======== Material provided

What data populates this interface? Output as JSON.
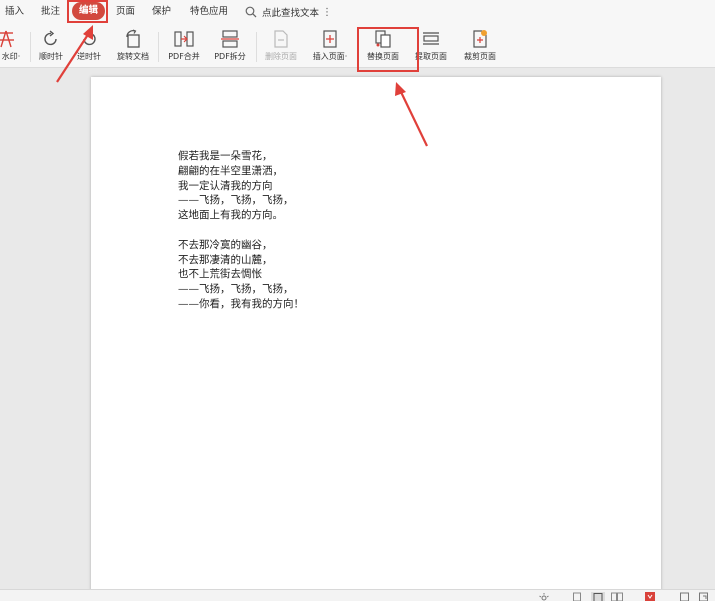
{
  "menu": {
    "items": [
      "插入",
      "批注",
      "编辑",
      "页面",
      "保护",
      "特色应用"
    ],
    "active": "编辑",
    "search_label": "点此查找文本",
    "more_glyph": "⋮"
  },
  "ribbon": {
    "partial_label": "水印·",
    "clockwise": "顺时针",
    "counterclockwise": "逆时针",
    "rotate_doc": "旋转文档",
    "pdf_merge": "PDF合并",
    "pdf_split": "PDF拆分",
    "delete_page": "删除页面",
    "insert_page": "插入页面·",
    "replace_page": "替换页面",
    "extract_page": "提取页面",
    "crop_page": "裁剪页面"
  },
  "document": {
    "stanza1": [
      "假若我是一朵雪花，",
      "翩翩的在半空里潇洒，",
      "我一定认清我的方向",
      "——飞扬，飞扬，飞扬，",
      "这地面上有我的方向。"
    ],
    "stanza2": [
      "不去那冷寞的幽谷，",
      "不去那凄清的山麓，",
      "也不上荒街去惆怅",
      "——飞扬，飞扬，飞扬，",
      "——你看，我有我的方向！"
    ]
  },
  "colors": {
    "accent": "#d2493e",
    "annotation": "#e0403a",
    "icon_red": "#d9413a"
  }
}
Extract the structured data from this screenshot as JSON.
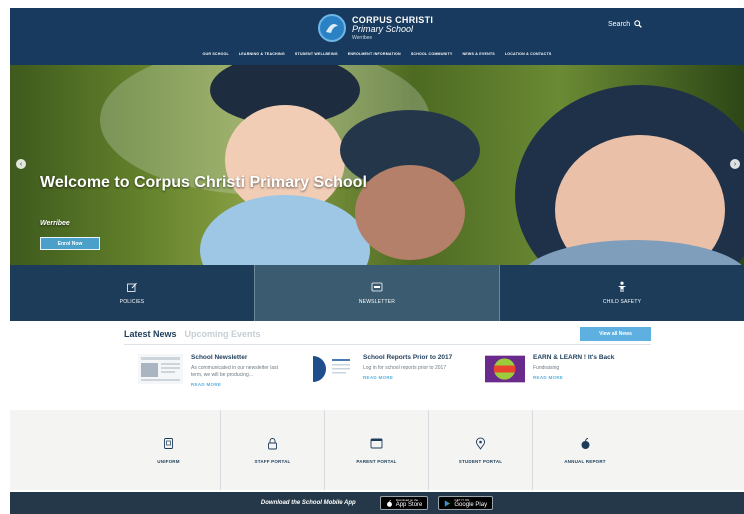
{
  "header": {
    "logo_line1": "CORPUS CHRISTI",
    "logo_line2": "Primary School",
    "logo_line3": "Werribee",
    "search_label": "Search",
    "nav": [
      "OUR SCHOOL",
      "LEARNING & TEACHING",
      "STUDENT WELLBEING",
      "ENROLMENT INFORMATION",
      "SCHOOL COMMUNITY",
      "NEWS & EVENTS",
      "LOCATION & CONTACTS"
    ]
  },
  "hero": {
    "title": "Welcome to Corpus Christi Primary School",
    "subtitle": "Werribee",
    "button": "Enrol Now"
  },
  "tiles": [
    {
      "label": "POLICIES",
      "icon": "edit-icon"
    },
    {
      "label": "NEWSLETTER",
      "icon": "pdf-icon"
    },
    {
      "label": "CHILD SAFETY",
      "icon": "child-icon"
    }
  ],
  "news": {
    "tab_active": "Latest News",
    "tab_inactive": "Upcoming Events",
    "view_all": "View all News",
    "items": [
      {
        "title": "School Newsletter",
        "body": "As communicated in our newsletter last term, we will be producing...",
        "more": "READ MORE"
      },
      {
        "title": "School Reports Prior to 2017",
        "body": "Log in for school reports prior to 2017",
        "more": "READ MORE"
      },
      {
        "title": "EARN & LEARN ! It's Back",
        "body": "Fundraising",
        "more": "READ MORE"
      }
    ]
  },
  "quick_links": [
    {
      "label": "UNIFORM",
      "icon": "shirt-icon"
    },
    {
      "label": "STAFF PORTAL",
      "icon": "lock-icon"
    },
    {
      "label": "PARENT PORTAL",
      "icon": "window-icon"
    },
    {
      "label": "STUDENT PORTAL",
      "icon": "map-pin-icon"
    },
    {
      "label": "ANNUAL REPORT",
      "icon": "apple-icon"
    }
  ],
  "footer": {
    "text": "Download the School Mobile App",
    "appstore_small": "Download on the",
    "appstore_big": "App Store",
    "googleplay_small": "GET IT ON",
    "googleplay_big": "Google Play"
  },
  "colors": {
    "navy": "#173a5e",
    "tile_dark": "#1d3c5a",
    "tile_mid": "#3b5b70",
    "accent": "#5db0df"
  }
}
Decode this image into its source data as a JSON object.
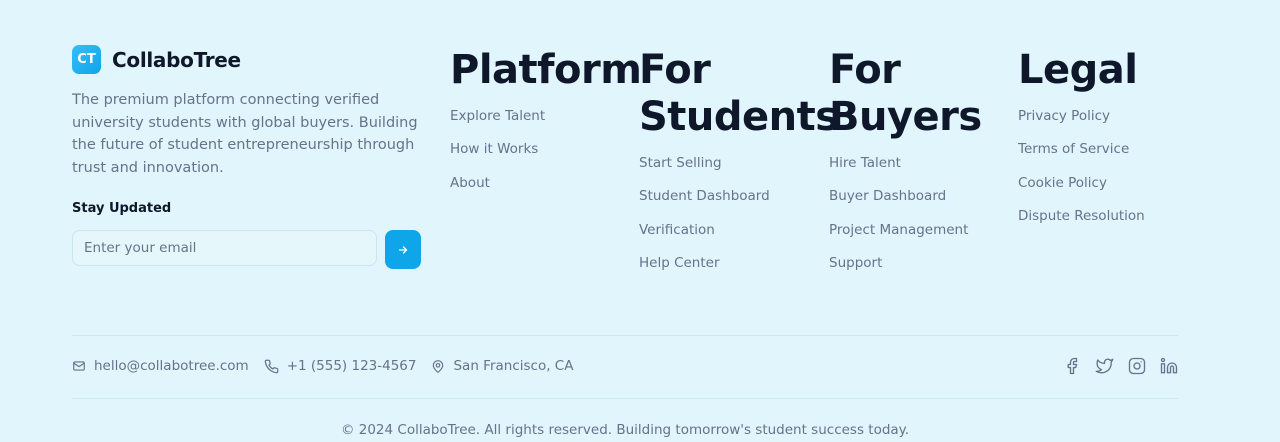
{
  "brand": {
    "logo_text": "CT",
    "name": "CollaboTree",
    "description": "The premium platform connecting verified university students with global buyers. Building the future of student entrepreneurship through trust and innovation."
  },
  "newsletter": {
    "heading": "Stay Updated",
    "placeholder": "Enter your email",
    "submit_icon": "arrow-right-icon"
  },
  "columns": [
    {
      "title": "Platform",
      "links": [
        "Explore Talent",
        "How it Works",
        "About"
      ]
    },
    {
      "title": "For Students",
      "links": [
        "Start Selling",
        "Student Dashboard",
        "Verification",
        "Help Center"
      ]
    },
    {
      "title": "For Buyers",
      "links": [
        "Hire Talent",
        "Buyer Dashboard",
        "Project Management",
        "Support"
      ]
    },
    {
      "title": "Legal",
      "links": [
        "Privacy Policy",
        "Terms of Service",
        "Cookie Policy",
        "Dispute Resolution"
      ]
    }
  ],
  "contact": {
    "email": "hello@collabotree.com",
    "phone": "+1 (555) 123-4567",
    "location": "San Francisco, CA"
  },
  "social": [
    "facebook-icon",
    "twitter-icon",
    "instagram-icon",
    "linkedin-icon"
  ],
  "copyright": "© 2024 CollaboTree. All rights reserved. Building tomorrow's student success today.",
  "colors": {
    "background": "#e0f5fc",
    "accent": "#0ea5e9",
    "heading": "#0f172a",
    "muted": "#64748b"
  }
}
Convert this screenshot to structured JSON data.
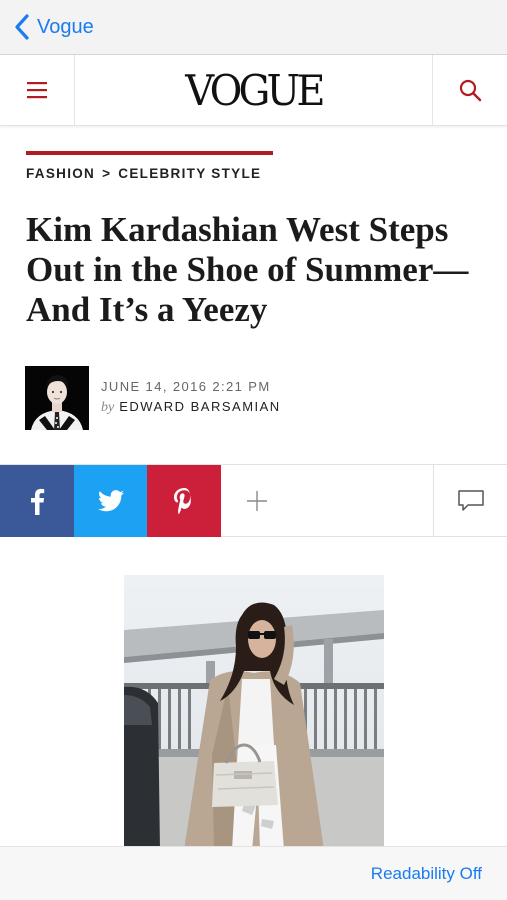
{
  "nav": {
    "back_label": "Vogue"
  },
  "header": {
    "logo": "VOGUE"
  },
  "breadcrumb": {
    "section": "FASHION",
    "separator": ">",
    "subsection": "CELEBRITY STYLE"
  },
  "article": {
    "headline_lines": [
      "Kim Kardashian West Steps",
      "Out in the Shoe of Summer—",
      "And It’s a Yeezy"
    ],
    "date": "JUNE 14, 2016 2:21 PM",
    "by": "by",
    "author": "EDWARD BARSAMIAN"
  },
  "share": {
    "icons": [
      "facebook-icon",
      "twitter-icon",
      "pinterest-icon",
      "plus-icon",
      "comment-icon"
    ]
  },
  "footer": {
    "readability_label": "Readability Off"
  },
  "colors": {
    "accent_blue": "#1a7cf0",
    "vogue_red": "#b01c22",
    "facebook": "#3b5998",
    "twitter": "#1da1f2",
    "pinterest": "#cb1f3a"
  }
}
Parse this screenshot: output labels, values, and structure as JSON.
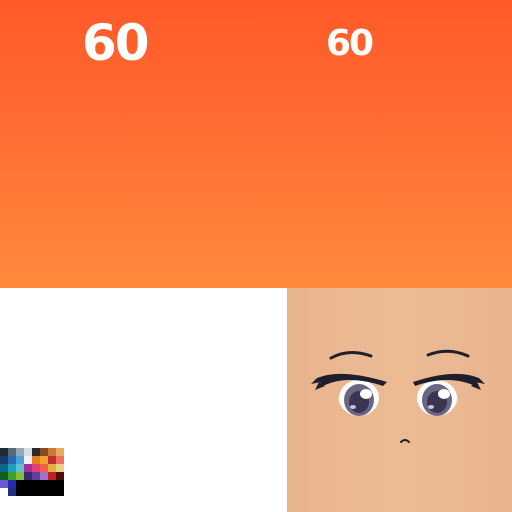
{
  "texture": {
    "label_large": "60",
    "label_small": "60"
  },
  "colors": {
    "orange_top": "#ff5a28",
    "orange_bottom": "#ff8a3c",
    "skin": "#e8b48e",
    "eye_iris": "#6b6684",
    "eyeliner": "#1f1f2b"
  },
  "palette": [
    [
      "#1e2a35",
      "#5a6a78",
      "#9aa6b0",
      "#d8dde2",
      "#2a2a2a",
      "#8a4a20",
      "#c87a3a",
      "#e8a860"
    ],
    [
      "#1a3a6a",
      "#2a6ab0",
      "#4aa0e0",
      "#f0f0f0",
      "#e87a20",
      "#f0a030",
      "#c03030",
      "#f07060"
    ],
    [
      "#0a6a8a",
      "#20a0c0",
      "#60c0d0",
      "#a030a0",
      "#e04080",
      "#f06040",
      "#e0b040",
      "#f0d080"
    ],
    [
      "#106020",
      "#40a030",
      "#80c040",
      "#3a2a6a",
      "#6040a0",
      "#a070d0",
      "#c02020",
      "#4a1010"
    ],
    [
      "#6a5ad0",
      "#2a2ab0",
      "#000000",
      "#000000",
      "#000000",
      "#000000",
      "#000000",
      "#000000"
    ],
    [
      "#ffffff",
      "#203080",
      "#000000",
      "#000000",
      "#000000",
      "#000000",
      "#000000",
      "#000000"
    ]
  ]
}
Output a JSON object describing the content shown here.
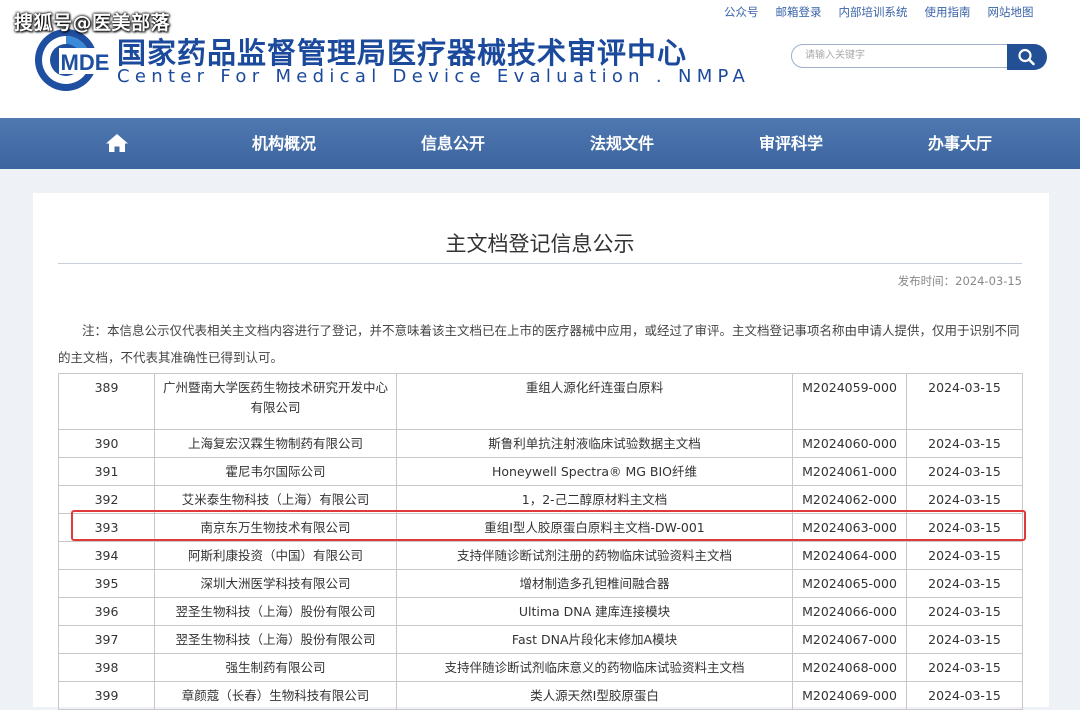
{
  "watermark": "搜狐号@医美部落",
  "site": {
    "logo_text": "MDE",
    "title_cn": "国家药品监督管理局医疗器械技术审评中心",
    "title_en": "Center For Medical Device Evaluation . NMPA"
  },
  "top_links": [
    "公众号",
    "邮箱登录",
    "内部培训系统",
    "使用指南",
    "网站地图"
  ],
  "search": {
    "placeholder": "请输入关键字",
    "icon": "search-icon"
  },
  "nav": {
    "home_icon": "home-icon",
    "items": [
      "机构概况",
      "信息公开",
      "法规文件",
      "审评科学",
      "办事大厅"
    ]
  },
  "article": {
    "title": "主文档登记信息公示",
    "publish_date": "发布时间：2024-03-15",
    "note": "注：本信息公示仅代表相关主文档内容进行了登记，并不意味着该主文档已在上市的医疗器械中应用，或经过了审评。主文档登记事项名称由申请人提供，仅用于识别不同的主文档，不代表其准确性已得到认可。"
  },
  "table": {
    "rows": [
      [
        "389",
        "广州暨南大学医药生物技术研究开发中心有限公司",
        "重组人源化纤连蛋白原料",
        "M2024059-000",
        "2024-03-15"
      ],
      [
        "390",
        "上海复宏汉霖生物制药有限公司",
        "斯鲁利单抗注射液临床试验数据主文档",
        "M2024060-000",
        "2024-03-15"
      ],
      [
        "391",
        "霍尼韦尔国际公司",
        "Honeywell Spectra® MG BIO纤维",
        "M2024061-000",
        "2024-03-15"
      ],
      [
        "392",
        "艾米泰生物科技（上海）有限公司",
        "1，2-己二醇原材料主文档",
        "M2024062-000",
        "2024-03-15"
      ],
      [
        "393",
        "南京东万生物技术有限公司",
        "重组Ⅰ型人胶原蛋白原料主文档-DW-001",
        "M2024063-000",
        "2024-03-15"
      ],
      [
        "394",
        "阿斯利康投资（中国）有限公司",
        "支持伴随诊断试剂注册的药物临床试验资料主文档",
        "M2024064-000",
        "2024-03-15"
      ],
      [
        "395",
        "深圳大洲医学科技有限公司",
        "增材制造多孔钽椎间融合器",
        "M2024065-000",
        "2024-03-15"
      ],
      [
        "396",
        "翌圣生物科技（上海）股份有限公司",
        "Ultima DNA 建库连接模块",
        "M2024066-000",
        "2024-03-15"
      ],
      [
        "397",
        "翌圣生物科技（上海）股份有限公司",
        "Fast DNA片段化末修加A模块",
        "M2024067-000",
        "2024-03-15"
      ],
      [
        "398",
        "强生制药有限公司",
        "支持伴随诊断试剂临床意义的药物临床试验资料主文档",
        "M2024068-000",
        "2024-03-15"
      ],
      [
        "399",
        "章颜蔻（长春）生物科技有限公司",
        "类人源天然Ⅰ型胶原蛋白",
        "M2024069-000",
        "2024-03-15"
      ]
    ],
    "highlight_color": "#e03a3a"
  },
  "colors": {
    "brand": "#1b4a9c",
    "nav": "#4670aa",
    "highlight": "#e03a3a"
  }
}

================

[Problem description]
Which lines above contain the word "data"? Copy each of them.

[Task output]
What data populates this interface? Output as JSON.
Extract the structured data from this screenshot as JSON.
Decode this image into its source data as a JSON object.
Convert this screenshot to structured JSON data.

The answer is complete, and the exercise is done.